- Exercise directions:
Can you transcribe every entry word for word, skipping the images?

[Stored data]
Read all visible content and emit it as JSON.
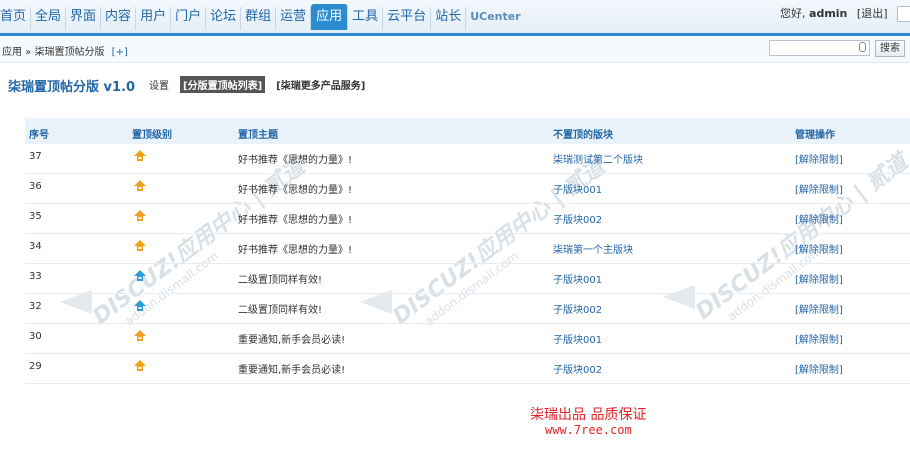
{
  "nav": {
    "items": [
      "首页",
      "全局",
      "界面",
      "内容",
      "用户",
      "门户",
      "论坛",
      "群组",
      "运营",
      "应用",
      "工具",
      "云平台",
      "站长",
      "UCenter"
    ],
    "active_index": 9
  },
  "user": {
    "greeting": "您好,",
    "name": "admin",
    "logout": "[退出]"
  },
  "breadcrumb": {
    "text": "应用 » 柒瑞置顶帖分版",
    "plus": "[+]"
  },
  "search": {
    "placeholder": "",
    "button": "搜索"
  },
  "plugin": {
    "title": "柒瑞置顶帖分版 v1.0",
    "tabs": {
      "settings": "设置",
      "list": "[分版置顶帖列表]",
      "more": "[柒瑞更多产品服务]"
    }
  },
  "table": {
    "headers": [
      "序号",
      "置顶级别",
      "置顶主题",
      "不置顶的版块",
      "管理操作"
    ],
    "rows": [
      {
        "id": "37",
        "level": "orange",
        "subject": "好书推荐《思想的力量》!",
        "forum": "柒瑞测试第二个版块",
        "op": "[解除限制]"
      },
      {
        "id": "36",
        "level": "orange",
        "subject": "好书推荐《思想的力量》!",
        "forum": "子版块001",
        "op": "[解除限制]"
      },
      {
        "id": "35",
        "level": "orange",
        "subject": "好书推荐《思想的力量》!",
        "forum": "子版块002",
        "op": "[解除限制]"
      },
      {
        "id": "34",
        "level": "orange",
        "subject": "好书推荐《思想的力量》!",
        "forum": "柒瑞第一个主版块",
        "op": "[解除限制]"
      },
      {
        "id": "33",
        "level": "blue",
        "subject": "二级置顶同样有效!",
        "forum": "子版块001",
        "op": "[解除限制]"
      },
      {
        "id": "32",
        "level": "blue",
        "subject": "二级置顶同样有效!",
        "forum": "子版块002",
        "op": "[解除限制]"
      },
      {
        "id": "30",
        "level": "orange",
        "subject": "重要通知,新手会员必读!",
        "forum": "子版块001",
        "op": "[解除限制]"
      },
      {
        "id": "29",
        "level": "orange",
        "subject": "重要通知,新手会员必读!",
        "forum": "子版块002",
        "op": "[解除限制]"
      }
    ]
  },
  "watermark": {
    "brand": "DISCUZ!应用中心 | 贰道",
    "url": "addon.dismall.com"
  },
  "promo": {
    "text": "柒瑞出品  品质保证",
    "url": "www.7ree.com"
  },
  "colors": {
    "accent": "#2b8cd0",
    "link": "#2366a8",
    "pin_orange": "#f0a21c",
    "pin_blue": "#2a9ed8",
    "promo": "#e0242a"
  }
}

- Response to the task:
Read all visible content and emit it as JSON.
{
  "nav": {
    "items": [
      "首页",
      "全局",
      "界面",
      "内容",
      "用户",
      "门户",
      "论坛",
      "群组",
      "运营",
      "应用",
      "工具",
      "云平台",
      "站长",
      "UCenter"
    ],
    "active_index": 9
  },
  "user": {
    "greeting": "您好,",
    "name": "admin",
    "logout": "[退出]"
  },
  "breadcrumb": {
    "text": "应用 » 柒瑞置顶帖分版",
    "plus": "[+]"
  },
  "search": {
    "placeholder": "",
    "button": "搜索"
  },
  "plugin": {
    "title": "柒瑞置顶帖分版 v1.0",
    "tabs": {
      "settings": "设置",
      "list": "[分版置顶帖列表]",
      "more": "[柒瑞更多产品服务]"
    }
  },
  "table": {
    "headers": [
      "序号",
      "置顶级别",
      "置顶主题",
      "不置顶的版块",
      "管理操作"
    ],
    "rows": [
      {
        "id": "37",
        "level": "orange",
        "subject": "好书推荐《思想的力量》!",
        "forum": "柒瑞测试第二个版块",
        "op": "[解除限制]"
      },
      {
        "id": "36",
        "level": "orange",
        "subject": "好书推荐《思想的力量》!",
        "forum": "子版块001",
        "op": "[解除限制]"
      },
      {
        "id": "35",
        "level": "orange",
        "subject": "好书推荐《思想的力量》!",
        "forum": "子版块002",
        "op": "[解除限制]"
      },
      {
        "id": "34",
        "level": "orange",
        "subject": "好书推荐《思想的力量》!",
        "forum": "柒瑞第一个主版块",
        "op": "[解除限制]"
      },
      {
        "id": "33",
        "level": "blue",
        "subject": "二级置顶同样有效!",
        "forum": "子版块001",
        "op": "[解除限制]"
      },
      {
        "id": "32",
        "level": "blue",
        "subject": "二级置顶同样有效!",
        "forum": "子版块002",
        "op": "[解除限制]"
      },
      {
        "id": "30",
        "level": "orange",
        "subject": "重要通知,新手会员必读!",
        "forum": "子版块001",
        "op": "[解除限制]"
      },
      {
        "id": "29",
        "level": "orange",
        "subject": "重要通知,新手会员必读!",
        "forum": "子版块002",
        "op": "[解除限制]"
      }
    ]
  },
  "watermark": {
    "brand": "DISCUZ!应用中心 | 贰道",
    "url": "addon.dismall.com"
  },
  "promo": {
    "text": "柒瑞出品  品质保证",
    "url": "www.7ree.com"
  },
  "colors": {
    "accent": "#2b8cd0",
    "link": "#2366a8",
    "pin_orange": "#f0a21c",
    "pin_blue": "#2a9ed8",
    "promo": "#e0242a"
  }
}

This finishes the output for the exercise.